Copy each record exactly as it reads, leaving out any pictures it holds.

===

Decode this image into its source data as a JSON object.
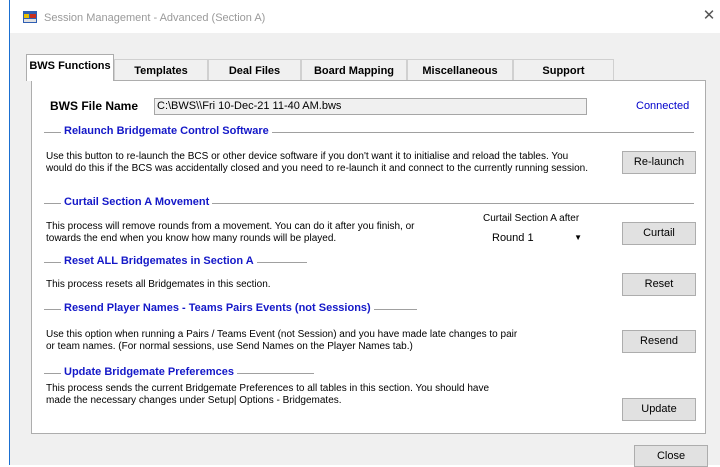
{
  "window": {
    "title": "Session Management - Advanced (Section A)",
    "close_glyph": "✕"
  },
  "tabs": [
    {
      "label": "BWS Functions",
      "active": true
    },
    {
      "label": "Templates",
      "active": false
    },
    {
      "label": "Deal Files",
      "active": false
    },
    {
      "label": "Board Mapping",
      "active": false
    },
    {
      "label": "Miscellaneous",
      "active": false
    },
    {
      "label": "Support",
      "active": false
    }
  ],
  "bws": {
    "label": "BWS File Name",
    "value": "C:\\BWS\\\\Fri 10-Dec-21 11-40 AM.bws",
    "status": "Connected"
  },
  "sections": {
    "relaunch": {
      "title": "Relaunch Bridgemate Control Software",
      "line1": "Use this button to re-launch the BCS or other device software if you don't want it to initialise and reload the tables. You",
      "line2": "would  do this if the BCS was accidentally closed and you need to re-launch it and connect to the currently running session.",
      "button": "Re-launch"
    },
    "curtail": {
      "title": "Curtail Section A Movement",
      "line1": "This process will remove rounds from a movement. You can do it after you finish, or",
      "line2": "towards the end when you know how many rounds will be played.",
      "after_label": "Curtail Section A after",
      "selected": "Round 1",
      "button": "Curtail"
    },
    "reset": {
      "title": "Reset ALL Bridgemates in Section A",
      "line1": "This process resets all Bridgemates in this section.",
      "button": "Reset"
    },
    "resend": {
      "title": "Resend Player Names - Teams Pairs Events (not Sessions)",
      "line1": "Use this option when running a Pairs / Teams Event (not Session) and you have made late changes to pair",
      "line2": "or team names. (For normal sessions, use Send Names on the Player Names tab.)",
      "button": "Resend"
    },
    "update": {
      "title": "Update Bridgemate Preferemces",
      "line1": "This process sends the current Bridgemate Preferences to all tables in this section. You should have",
      "line2": "made the necessary changes under Setup| Options - Bridgemates.",
      "button": "Update"
    }
  },
  "footer": {
    "close_button": "Close"
  },
  "colors": {
    "section_title": "#1418c8",
    "connected": "#0000cc",
    "window_border": "#1a6fd1"
  },
  "icons": {
    "app": "app-window-icon",
    "close": "close-icon",
    "dropdown": "chevron-down-icon"
  }
}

===

* _Answer to the task_:
Decode this image into its source data as a JSON object.
{
  "window": {
    "title": "Session Management - Advanced (Section A)",
    "close_glyph": "✕"
  },
  "tabs": [
    {
      "label": "BWS Functions",
      "active": true
    },
    {
      "label": "Templates",
      "active": false
    },
    {
      "label": "Deal Files",
      "active": false
    },
    {
      "label": "Board Mapping",
      "active": false
    },
    {
      "label": "Miscellaneous",
      "active": false
    },
    {
      "label": "Support",
      "active": false
    }
  ],
  "bws": {
    "label": "BWS File Name",
    "value": "C:\\BWS\\\\Fri 10-Dec-21 11-40 AM.bws",
    "status": "Connected"
  },
  "sections": {
    "relaunch": {
      "title": "Relaunch Bridgemate Control Software",
      "line1": "Use this button to re-launch the BCS or other device software if you don't want it to initialise and reload the tables. You",
      "line2": "would  do this if the BCS was accidentally closed and you need to re-launch it and connect to the currently running session.",
      "button": "Re-launch"
    },
    "curtail": {
      "title": "Curtail Section A Movement",
      "line1": "This process will remove rounds from a movement. You can do it after you finish, or",
      "line2": "towards the end when you know how many rounds will be played.",
      "after_label": "Curtail Section A after",
      "selected": "Round 1",
      "button": "Curtail"
    },
    "reset": {
      "title": "Reset ALL Bridgemates in Section A",
      "line1": "This process resets all Bridgemates in this section.",
      "button": "Reset"
    },
    "resend": {
      "title": "Resend Player Names - Teams Pairs Events (not Sessions)",
      "line1": "Use this option when running a Pairs / Teams Event (not Session) and you have made late changes to pair",
      "line2": "or team names. (For normal sessions, use Send Names on the Player Names tab.)",
      "button": "Resend"
    },
    "update": {
      "title": "Update Bridgemate Preferemces",
      "line1": "This process sends the current Bridgemate Preferences to all tables in this section. You should have",
      "line2": "made the necessary changes under Setup| Options - Bridgemates.",
      "button": "Update"
    }
  },
  "footer": {
    "close_button": "Close"
  },
  "colors": {
    "section_title": "#1418c8",
    "connected": "#0000cc",
    "window_border": "#1a6fd1"
  },
  "icons": {
    "app": "app-window-icon",
    "close": "close-icon",
    "dropdown": "chevron-down-icon"
  }
}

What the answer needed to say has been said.